↓↓↓
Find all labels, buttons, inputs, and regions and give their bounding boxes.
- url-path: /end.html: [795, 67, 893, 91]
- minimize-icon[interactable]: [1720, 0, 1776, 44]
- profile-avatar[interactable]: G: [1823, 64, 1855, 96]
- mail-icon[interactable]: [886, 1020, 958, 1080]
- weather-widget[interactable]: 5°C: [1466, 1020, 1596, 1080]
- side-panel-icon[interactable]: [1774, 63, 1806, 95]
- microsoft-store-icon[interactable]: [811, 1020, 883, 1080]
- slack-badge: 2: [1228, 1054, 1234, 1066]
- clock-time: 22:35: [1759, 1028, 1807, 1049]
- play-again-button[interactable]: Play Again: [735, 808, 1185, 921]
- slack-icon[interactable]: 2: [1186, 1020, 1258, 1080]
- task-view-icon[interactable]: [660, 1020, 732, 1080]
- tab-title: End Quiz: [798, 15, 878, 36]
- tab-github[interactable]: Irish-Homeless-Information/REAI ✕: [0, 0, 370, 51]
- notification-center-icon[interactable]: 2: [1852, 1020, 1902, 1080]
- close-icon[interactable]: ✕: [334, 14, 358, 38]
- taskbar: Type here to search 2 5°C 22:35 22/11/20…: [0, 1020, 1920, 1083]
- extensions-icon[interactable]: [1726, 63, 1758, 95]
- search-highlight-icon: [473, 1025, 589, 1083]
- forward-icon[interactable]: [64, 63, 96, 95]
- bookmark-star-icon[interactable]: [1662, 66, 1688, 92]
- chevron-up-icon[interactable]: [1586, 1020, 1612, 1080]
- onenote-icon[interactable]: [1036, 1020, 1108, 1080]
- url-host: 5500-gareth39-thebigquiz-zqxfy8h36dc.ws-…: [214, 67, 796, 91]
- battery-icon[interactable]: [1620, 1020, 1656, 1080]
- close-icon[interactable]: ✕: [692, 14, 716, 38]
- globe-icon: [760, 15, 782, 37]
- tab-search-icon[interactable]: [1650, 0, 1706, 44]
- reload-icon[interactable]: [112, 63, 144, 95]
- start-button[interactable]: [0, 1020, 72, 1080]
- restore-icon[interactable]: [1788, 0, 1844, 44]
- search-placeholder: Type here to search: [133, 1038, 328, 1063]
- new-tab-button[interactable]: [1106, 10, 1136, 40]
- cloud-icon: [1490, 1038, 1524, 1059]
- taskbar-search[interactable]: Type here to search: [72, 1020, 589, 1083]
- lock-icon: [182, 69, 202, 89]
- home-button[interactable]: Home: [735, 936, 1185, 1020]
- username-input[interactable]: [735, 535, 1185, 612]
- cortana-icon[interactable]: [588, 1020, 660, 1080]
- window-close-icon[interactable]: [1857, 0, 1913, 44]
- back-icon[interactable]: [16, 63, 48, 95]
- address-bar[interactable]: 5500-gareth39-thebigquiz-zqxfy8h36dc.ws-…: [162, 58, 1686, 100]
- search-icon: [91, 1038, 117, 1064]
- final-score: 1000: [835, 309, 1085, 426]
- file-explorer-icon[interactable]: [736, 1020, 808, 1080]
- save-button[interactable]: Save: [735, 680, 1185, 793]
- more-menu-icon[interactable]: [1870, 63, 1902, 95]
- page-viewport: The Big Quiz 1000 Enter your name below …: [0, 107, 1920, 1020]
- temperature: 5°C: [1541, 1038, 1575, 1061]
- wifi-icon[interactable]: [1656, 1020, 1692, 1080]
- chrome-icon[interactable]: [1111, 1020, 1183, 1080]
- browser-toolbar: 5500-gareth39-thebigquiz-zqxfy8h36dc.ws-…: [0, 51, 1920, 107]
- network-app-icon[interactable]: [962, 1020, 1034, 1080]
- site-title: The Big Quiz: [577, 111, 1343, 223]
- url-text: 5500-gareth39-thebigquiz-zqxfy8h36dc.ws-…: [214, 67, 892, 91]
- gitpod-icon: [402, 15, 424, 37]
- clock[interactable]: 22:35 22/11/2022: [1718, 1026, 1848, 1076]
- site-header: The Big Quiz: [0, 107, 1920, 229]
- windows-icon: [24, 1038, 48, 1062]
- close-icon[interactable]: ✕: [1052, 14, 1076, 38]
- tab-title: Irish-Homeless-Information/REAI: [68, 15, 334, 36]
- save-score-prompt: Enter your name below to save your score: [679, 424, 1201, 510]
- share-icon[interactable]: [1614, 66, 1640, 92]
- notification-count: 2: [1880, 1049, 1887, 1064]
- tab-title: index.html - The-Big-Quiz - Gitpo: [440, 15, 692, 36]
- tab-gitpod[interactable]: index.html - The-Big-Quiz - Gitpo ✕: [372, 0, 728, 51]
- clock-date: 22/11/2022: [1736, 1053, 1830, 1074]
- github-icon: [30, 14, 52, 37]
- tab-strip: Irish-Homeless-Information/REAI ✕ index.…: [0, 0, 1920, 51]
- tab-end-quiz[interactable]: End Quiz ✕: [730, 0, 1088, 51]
↑↑↑
Aim of the task - Reproduce the material above verbatim, from its first line through the line containing "- search-highlight-icon: [473, 1025, 589, 1083]", both ends included.

Finished task -
Find all labels, buttons, inputs, and regions and give their bounding boxes.
- url-path: /end.html: [795, 67, 893, 91]
- minimize-icon[interactable]: [1720, 0, 1776, 44]
- profile-avatar[interactable]: G: [1823, 64, 1855, 96]
- mail-icon[interactable]: [886, 1020, 958, 1080]
- weather-widget[interactable]: 5°C: [1466, 1020, 1596, 1080]
- side-panel-icon[interactable]: [1774, 63, 1806, 95]
- microsoft-store-icon[interactable]: [811, 1020, 883, 1080]
- slack-badge: 2: [1228, 1054, 1234, 1066]
- clock-time: 22:35: [1759, 1028, 1807, 1049]
- play-again-button[interactable]: Play Again: [735, 808, 1185, 921]
- slack-icon[interactable]: 2: [1186, 1020, 1258, 1080]
- task-view-icon[interactable]: [660, 1020, 732, 1080]
- tab-title: End Quiz: [798, 15, 878, 36]
- tab-github[interactable]: Irish-Homeless-Information/REAI ✕: [0, 0, 370, 51]
- notification-center-icon[interactable]: 2: [1852, 1020, 1902, 1080]
- close-icon[interactable]: ✕: [334, 14, 358, 38]
- taskbar: Type here to search 2 5°C 22:35 22/11/20…: [0, 1020, 1920, 1083]
- extensions-icon[interactable]: [1726, 63, 1758, 95]
- search-highlight-icon: [473, 1025, 589, 1083]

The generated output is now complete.